**INSTRUCTIONS FOR THE TASK**
Return all entries word for word, but drop any images.

'''

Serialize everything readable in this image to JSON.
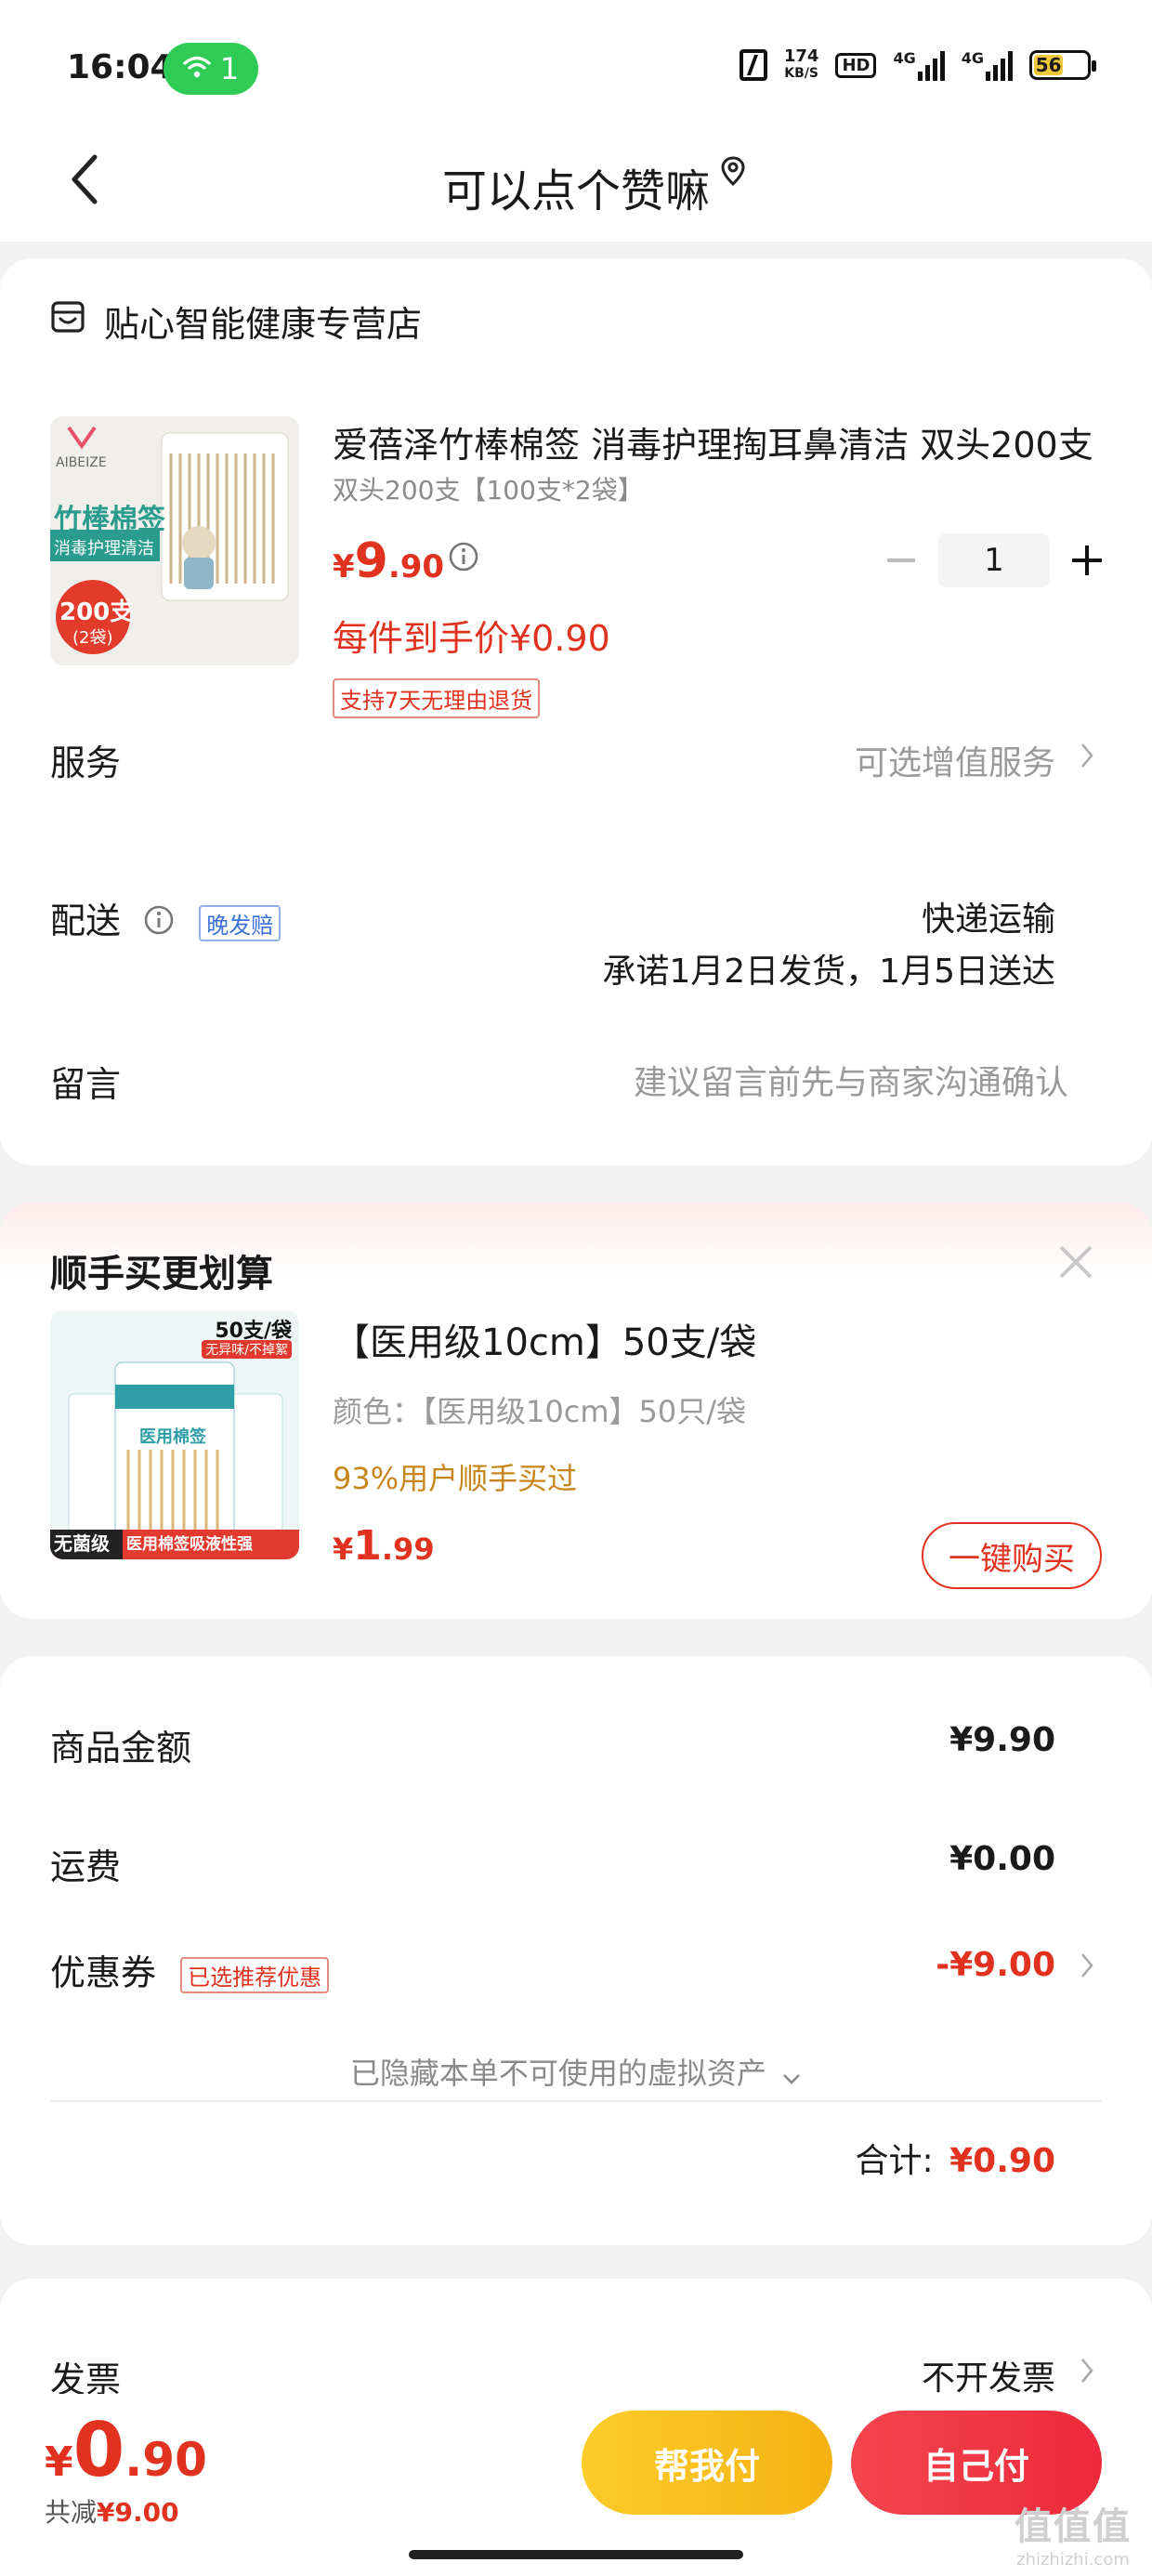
{
  "status_bar": {
    "time": "16:04",
    "wifi_badge": "1",
    "net_speed_value": "174",
    "net_speed_unit": "KB/S",
    "hd_label": "HD",
    "signal1_label": "4G",
    "signal2_label": "4G",
    "battery": "56"
  },
  "header": {
    "title": "可以点个赞嘛"
  },
  "store": {
    "name": "贴心智能健康专营店"
  },
  "product": {
    "image_brand": "AIBEIZE",
    "image_title": "竹棒棉签",
    "image_subtitle": "消毒护理清洁",
    "image_count": "200支",
    "image_count_sub": "(2袋)",
    "name": "爱蓓泽竹棒棉签 消毒护理掏耳鼻清洁 双头200支",
    "spec": "双头200支【100支*2袋】",
    "price_currency": "¥",
    "price_int": "9",
    "price_dec": ".90",
    "each_price": "每件到手价¥0.90",
    "return_policy": "支持7天无理由退货",
    "quantity": "1"
  },
  "service": {
    "label": "服务",
    "value": "可选增值服务"
  },
  "delivery": {
    "label": "配送",
    "tag": "晚发赔",
    "method": "快递运输",
    "promise": "承诺1月2日发货，1月5日送达"
  },
  "message": {
    "label": "留言",
    "placeholder": "建议留言前先与商家沟通确认"
  },
  "upsell": {
    "title": "顺手买更划算",
    "image_top": "50支/袋",
    "image_top_sub": "无异味/不掉絮",
    "image_pack": "医用棉签",
    "image_bottom_left": "无菌级",
    "image_bottom_right": "医用棉签吸液性强",
    "name": "【医用级10cm】50支/袋",
    "color": "颜色：【医用级10cm】50只/袋",
    "bought": "93%用户顺手买过",
    "price_currency": "¥",
    "price_int": "1",
    "price_dec": ".99",
    "buy_label": "一键购买"
  },
  "summary": {
    "goods_label": "商品金额",
    "goods_value": "¥9.90",
    "shipping_label": "运费",
    "shipping_value": "¥0.00",
    "coupon_label": "优惠券",
    "coupon_tag": "已选推荐优惠",
    "coupon_value": "-¥9.00",
    "hidden_assets": "已隐藏本单不可使用的虚拟资产",
    "total_label": "合计:",
    "total_value": "¥0.90"
  },
  "invoice": {
    "label": "发票",
    "value": "不开发票"
  },
  "bottom": {
    "currency": "¥",
    "int": "0",
    "dec": ".90",
    "saved_label": "共减",
    "saved_value": "¥9.00",
    "help_pay": "帮我付",
    "self_pay": "自己付"
  },
  "watermark": {
    "line1": "值值值",
    "line2": "zhizhizhi.com"
  },
  "colors": {
    "accent_red": "#e0321e",
    "upsell_orange": "#c8851c",
    "help_yellow": "#fcc72a",
    "self_red": "#f0384a",
    "status_green": "#2ecc55"
  }
}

'''

**CORRECT OUTPUT**
Serialize everything readable in this image to JSON.
{
  "status_bar": {
    "time": "16:04",
    "wifi_badge": "1",
    "net_speed_value": "174",
    "net_speed_unit": "KB/S",
    "hd_label": "HD",
    "signal1_label": "4G",
    "signal2_label": "4G",
    "battery": "56"
  },
  "header": {
    "title": "可以点个赞嘛"
  },
  "store": {
    "name": "贴心智能健康专营店"
  },
  "product": {
    "image_brand": "AIBEIZE",
    "image_title": "竹棒棉签",
    "image_subtitle": "消毒护理清洁",
    "image_count": "200支",
    "image_count_sub": "(2袋)",
    "name": "爱蓓泽竹棒棉签 消毒护理掏耳鼻清洁 双头200支",
    "spec": "双头200支【100支*2袋】",
    "price_currency": "¥",
    "price_int": "9",
    "price_dec": ".90",
    "each_price": "每件到手价¥0.90",
    "return_policy": "支持7天无理由退货",
    "quantity": "1"
  },
  "service": {
    "label": "服务",
    "value": "可选增值服务"
  },
  "delivery": {
    "label": "配送",
    "tag": "晚发赔",
    "method": "快递运输",
    "promise": "承诺1月2日发货，1月5日送达"
  },
  "message": {
    "label": "留言",
    "placeholder": "建议留言前先与商家沟通确认"
  },
  "upsell": {
    "title": "顺手买更划算",
    "image_top": "50支/袋",
    "image_top_sub": "无异味/不掉絮",
    "image_pack": "医用棉签",
    "image_bottom_left": "无菌级",
    "image_bottom_right": "医用棉签吸液性强",
    "name": "【医用级10cm】50支/袋",
    "color": "颜色：【医用级10cm】50只/袋",
    "bought": "93%用户顺手买过",
    "price_currency": "¥",
    "price_int": "1",
    "price_dec": ".99",
    "buy_label": "一键购买"
  },
  "summary": {
    "goods_label": "商品金额",
    "goods_value": "¥9.90",
    "shipping_label": "运费",
    "shipping_value": "¥0.00",
    "coupon_label": "优惠券",
    "coupon_tag": "已选推荐优惠",
    "coupon_value": "-¥9.00",
    "hidden_assets": "已隐藏本单不可使用的虚拟资产",
    "total_label": "合计:",
    "total_value": "¥0.90"
  },
  "invoice": {
    "label": "发票",
    "value": "不开发票"
  },
  "bottom": {
    "currency": "¥",
    "int": "0",
    "dec": ".90",
    "saved_label": "共减",
    "saved_value": "¥9.00",
    "help_pay": "帮我付",
    "self_pay": "自己付"
  },
  "watermark": {
    "line1": "值值值",
    "line2": "zhizhizhi.com"
  },
  "colors": {
    "accent_red": "#e0321e",
    "upsell_orange": "#c8851c",
    "help_yellow": "#fcc72a",
    "self_red": "#f0384a",
    "status_green": "#2ecc55"
  }
}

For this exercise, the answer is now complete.